> _Task_
Exclude the pictures, then repeat the remaining data exactly.

◆ ◆ ◆ ◆ ◆

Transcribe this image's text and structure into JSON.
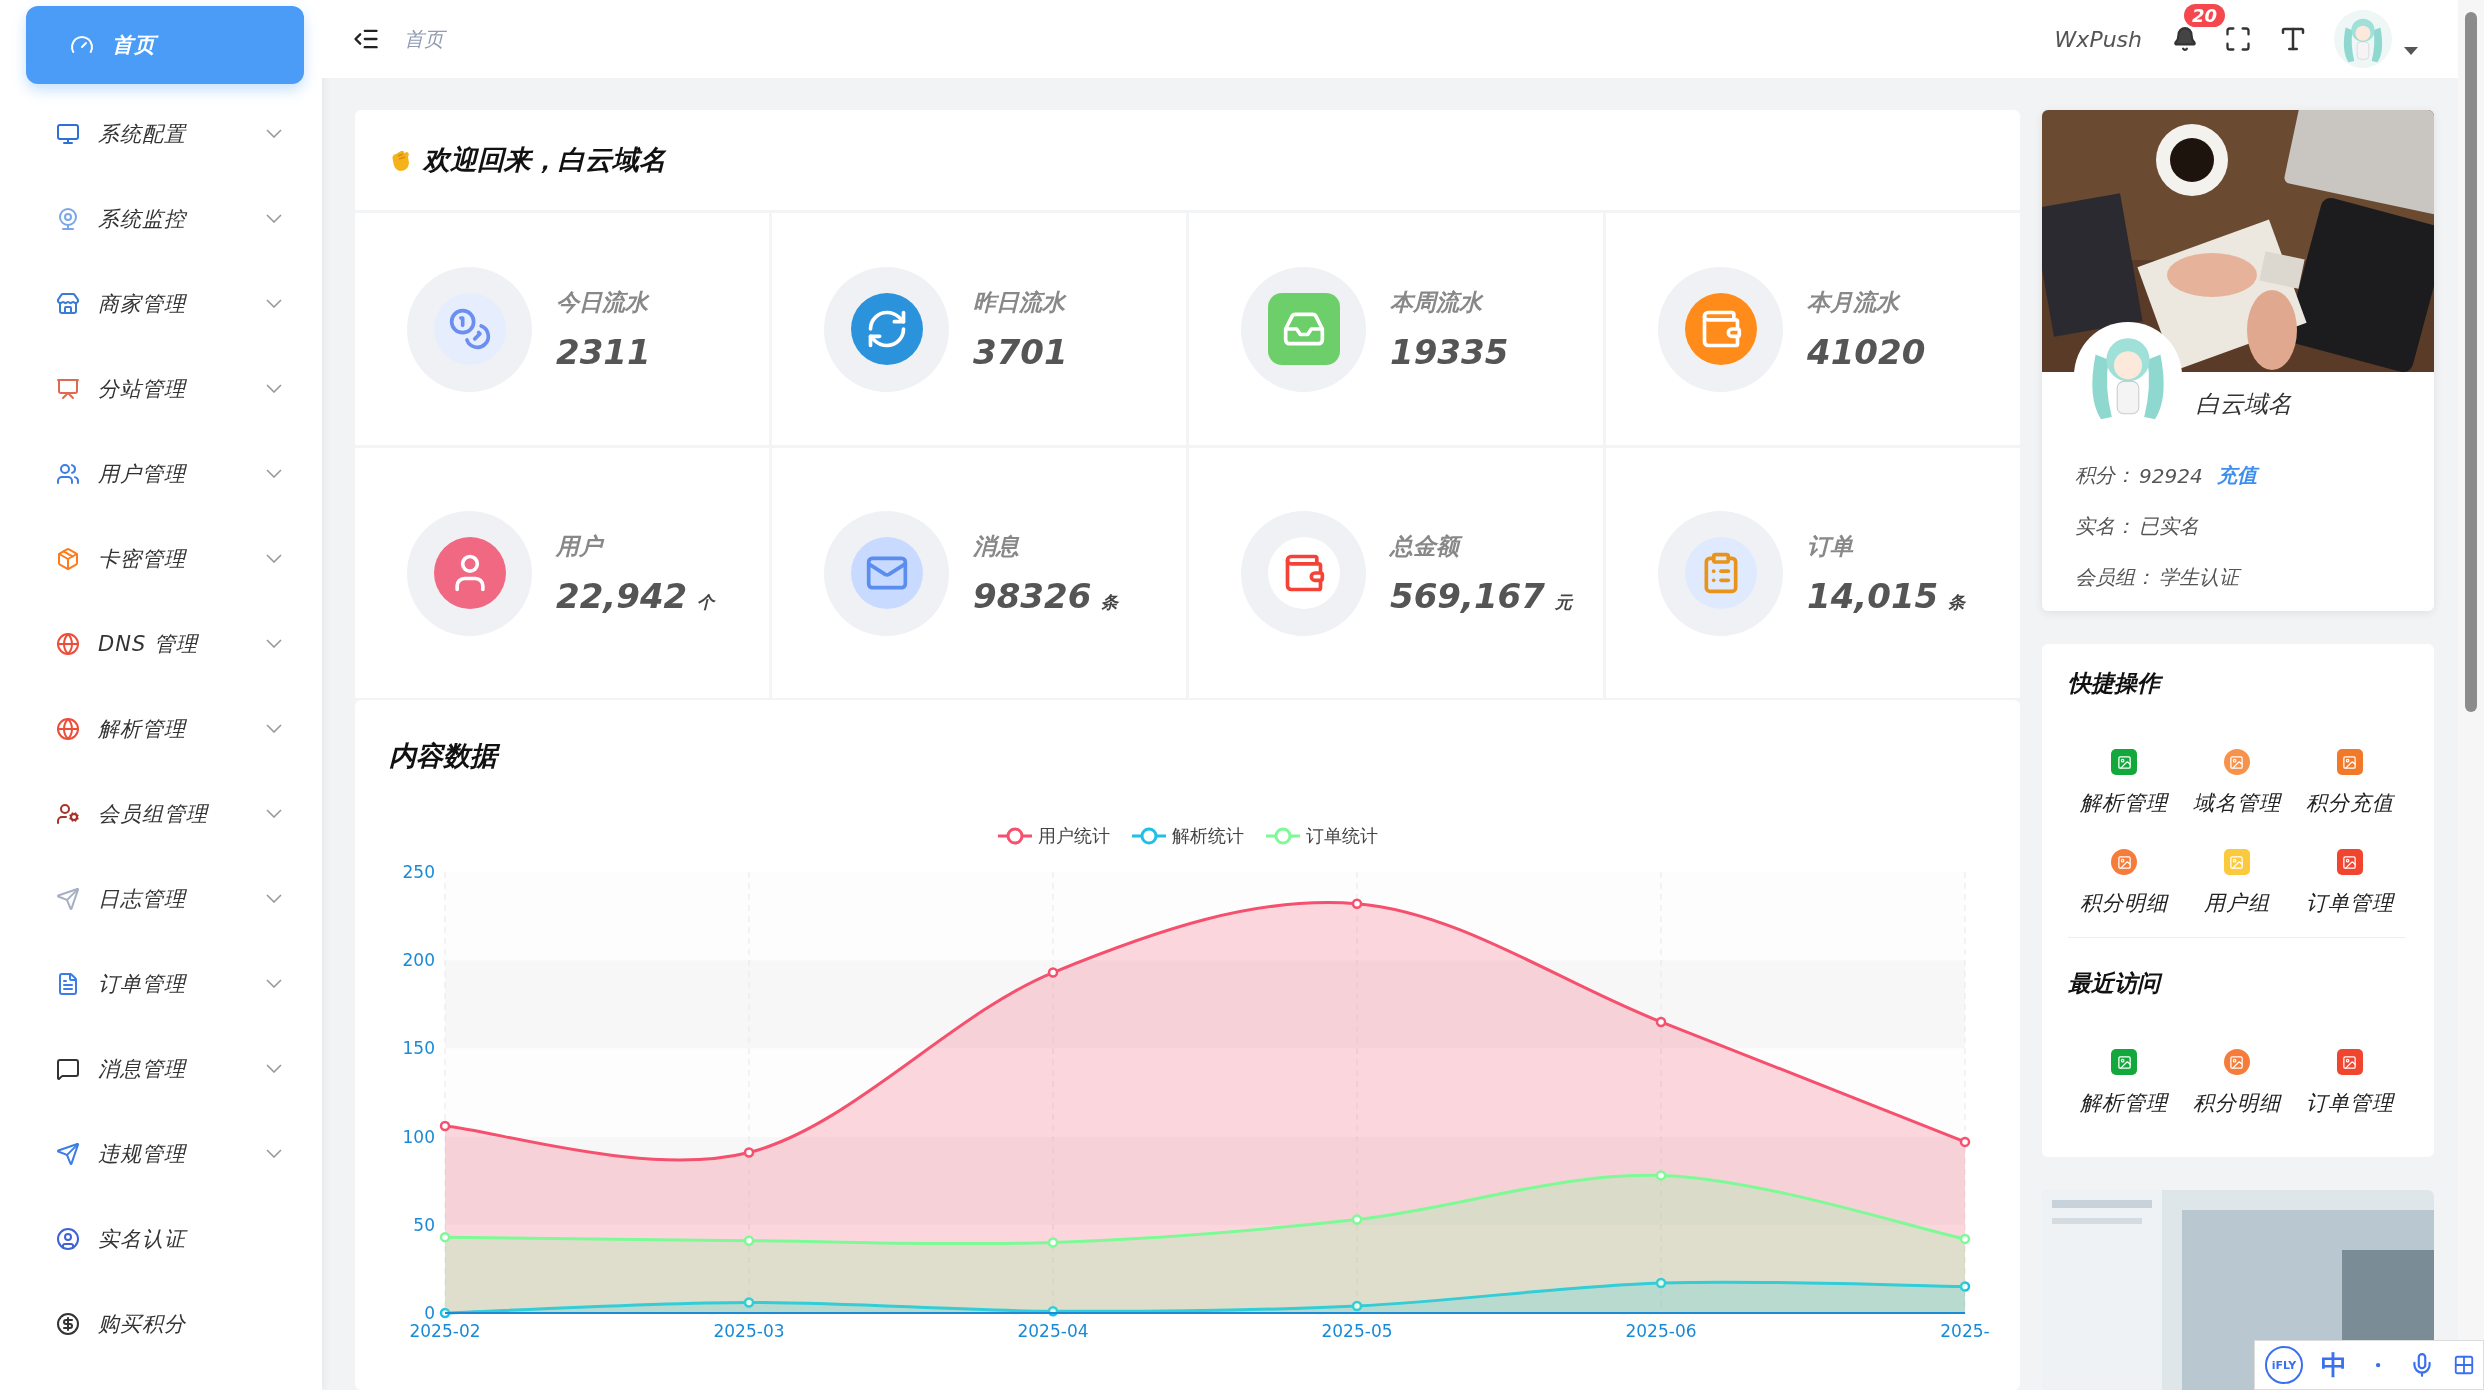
{
  "sidebar": {
    "items": [
      {
        "label": "首页",
        "selected": true,
        "expandable": false
      },
      {
        "label": "系统配置",
        "selected": false,
        "expandable": true
      },
      {
        "label": "系统监控",
        "selected": false,
        "expandable": true
      },
      {
        "label": "商家管理",
        "selected": false,
        "expandable": true
      },
      {
        "label": "分站管理",
        "selected": false,
        "expandable": true
      },
      {
        "label": "用户管理",
        "selected": false,
        "expandable": true
      },
      {
        "label": "卡密管理",
        "selected": false,
        "expandable": true
      },
      {
        "label": "DNS 管理",
        "selected": false,
        "expandable": true
      },
      {
        "label": "解析管理",
        "selected": false,
        "expandable": true
      },
      {
        "label": "会员组管理",
        "selected": false,
        "expandable": true
      },
      {
        "label": "日志管理",
        "selected": false,
        "expandable": true
      },
      {
        "label": "订单管理",
        "selected": false,
        "expandable": true
      },
      {
        "label": "消息管理",
        "selected": false,
        "expandable": true
      },
      {
        "label": "违规管理",
        "selected": false,
        "expandable": true
      },
      {
        "label": "实名认证",
        "selected": false,
        "expandable": false
      },
      {
        "label": "购买积分",
        "selected": false,
        "expandable": false
      }
    ]
  },
  "header": {
    "breadcrumb": "首页",
    "app_name": "WxPush",
    "notification_count": "20"
  },
  "welcome": {
    "title": "欢迎回来，白云域名"
  },
  "stats": [
    {
      "label": "今日流水",
      "value": "2311"
    },
    {
      "label": "昨日流水",
      "value": "3701"
    },
    {
      "label": "本周流水",
      "value": "19335"
    },
    {
      "label": "本月流水",
      "value": "41020"
    },
    {
      "label": "用户",
      "value": "22,942",
      "unit": "个"
    },
    {
      "label": "消息",
      "value": "98326",
      "unit": "条"
    },
    {
      "label": "总金额",
      "value": "569,167",
      "unit": "元"
    },
    {
      "label": "订单",
      "value": "14,015",
      "unit": "条"
    }
  ],
  "content_data": {
    "title": "内容数据",
    "chart_data": {
      "type": "area",
      "categories": [
        "2025-02",
        "2025-03",
        "2025-04",
        "2025-05",
        "2025-06",
        "2025-"
      ],
      "ylim": [
        0,
        250
      ],
      "yticks": [
        0,
        50,
        100,
        150,
        200,
        250
      ],
      "grid": true,
      "legend": "top",
      "series": [
        {
          "name": "用户统计",
          "color": "#f5506e",
          "values": [
            106,
            91,
            193,
            232,
            165,
            97
          ]
        },
        {
          "name": "解析统计",
          "color": "#1ec0e8",
          "values": [
            0,
            6,
            1,
            4,
            17,
            15
          ]
        },
        {
          "name": "订单统计",
          "color": "#7dfa96",
          "values": [
            43,
            41,
            40,
            53,
            78,
            42
          ]
        }
      ]
    }
  },
  "profile": {
    "name": "白云域名",
    "points_label": "积分：",
    "points": "92924",
    "recharge": "充值",
    "rows": [
      {
        "label": "实名：",
        "value": "已实名"
      },
      {
        "label": "会员组：",
        "value": "学生认证"
      }
    ]
  },
  "quick_actions": {
    "title": "快捷操作",
    "items": [
      "解析管理",
      "域名管理",
      "积分充值",
      "积分明细",
      "用户组",
      "订单管理"
    ]
  },
  "recent": {
    "title": "最近访问",
    "items": [
      "解析管理",
      "积分明细",
      "订单管理"
    ]
  },
  "ime_bar": {
    "logo": "iFLY",
    "mode": "中"
  }
}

◆ ◆ ◆ ◆ ◆

> _Written response_
Transcribe this image's text and structure into JSON.
{
  "sidebar": {
    "items": [
      {
        "label": "首页",
        "selected": true,
        "expandable": false
      },
      {
        "label": "系统配置",
        "selected": false,
        "expandable": true
      },
      {
        "label": "系统监控",
        "selected": false,
        "expandable": true
      },
      {
        "label": "商家管理",
        "selected": false,
        "expandable": true
      },
      {
        "label": "分站管理",
        "selected": false,
        "expandable": true
      },
      {
        "label": "用户管理",
        "selected": false,
        "expandable": true
      },
      {
        "label": "卡密管理",
        "selected": false,
        "expandable": true
      },
      {
        "label": "DNS 管理",
        "selected": false,
        "expandable": true
      },
      {
        "label": "解析管理",
        "selected": false,
        "expandable": true
      },
      {
        "label": "会员组管理",
        "selected": false,
        "expandable": true
      },
      {
        "label": "日志管理",
        "selected": false,
        "expandable": true
      },
      {
        "label": "订单管理",
        "selected": false,
        "expandable": true
      },
      {
        "label": "消息管理",
        "selected": false,
        "expandable": true
      },
      {
        "label": "违规管理",
        "selected": false,
        "expandable": true
      },
      {
        "label": "实名认证",
        "selected": false,
        "expandable": false
      },
      {
        "label": "购买积分",
        "selected": false,
        "expandable": false
      }
    ]
  },
  "header": {
    "breadcrumb": "首页",
    "app_name": "WxPush",
    "notification_count": "20"
  },
  "welcome": {
    "title": "欢迎回来，白云域名"
  },
  "stats": [
    {
      "label": "今日流水",
      "value": "2311"
    },
    {
      "label": "昨日流水",
      "value": "3701"
    },
    {
      "label": "本周流水",
      "value": "19335"
    },
    {
      "label": "本月流水",
      "value": "41020"
    },
    {
      "label": "用户",
      "value": "22,942",
      "unit": "个"
    },
    {
      "label": "消息",
      "value": "98326",
      "unit": "条"
    },
    {
      "label": "总金额",
      "value": "569,167",
      "unit": "元"
    },
    {
      "label": "订单",
      "value": "14,015",
      "unit": "条"
    }
  ],
  "content_data": {
    "title": "内容数据",
    "chart_data": {
      "type": "area",
      "categories": [
        "2025-02",
        "2025-03",
        "2025-04",
        "2025-05",
        "2025-06",
        "2025-"
      ],
      "ylim": [
        0,
        250
      ],
      "yticks": [
        0,
        50,
        100,
        150,
        200,
        250
      ],
      "grid": true,
      "legend": "top",
      "series": [
        {
          "name": "用户统计",
          "color": "#f5506e",
          "values": [
            106,
            91,
            193,
            232,
            165,
            97
          ]
        },
        {
          "name": "解析统计",
          "color": "#1ec0e8",
          "values": [
            0,
            6,
            1,
            4,
            17,
            15
          ]
        },
        {
          "name": "订单统计",
          "color": "#7dfa96",
          "values": [
            43,
            41,
            40,
            53,
            78,
            42
          ]
        }
      ]
    }
  },
  "profile": {
    "name": "白云域名",
    "points_label": "积分：",
    "points": "92924",
    "recharge": "充值",
    "rows": [
      {
        "label": "实名：",
        "value": "已实名"
      },
      {
        "label": "会员组：",
        "value": "学生认证"
      }
    ]
  },
  "quick_actions": {
    "title": "快捷操作",
    "items": [
      "解析管理",
      "域名管理",
      "积分充值",
      "积分明细",
      "用户组",
      "订单管理"
    ]
  },
  "recent": {
    "title": "最近访问",
    "items": [
      "解析管理",
      "积分明细",
      "订单管理"
    ]
  },
  "ime_bar": {
    "logo": "iFLY",
    "mode": "中"
  }
}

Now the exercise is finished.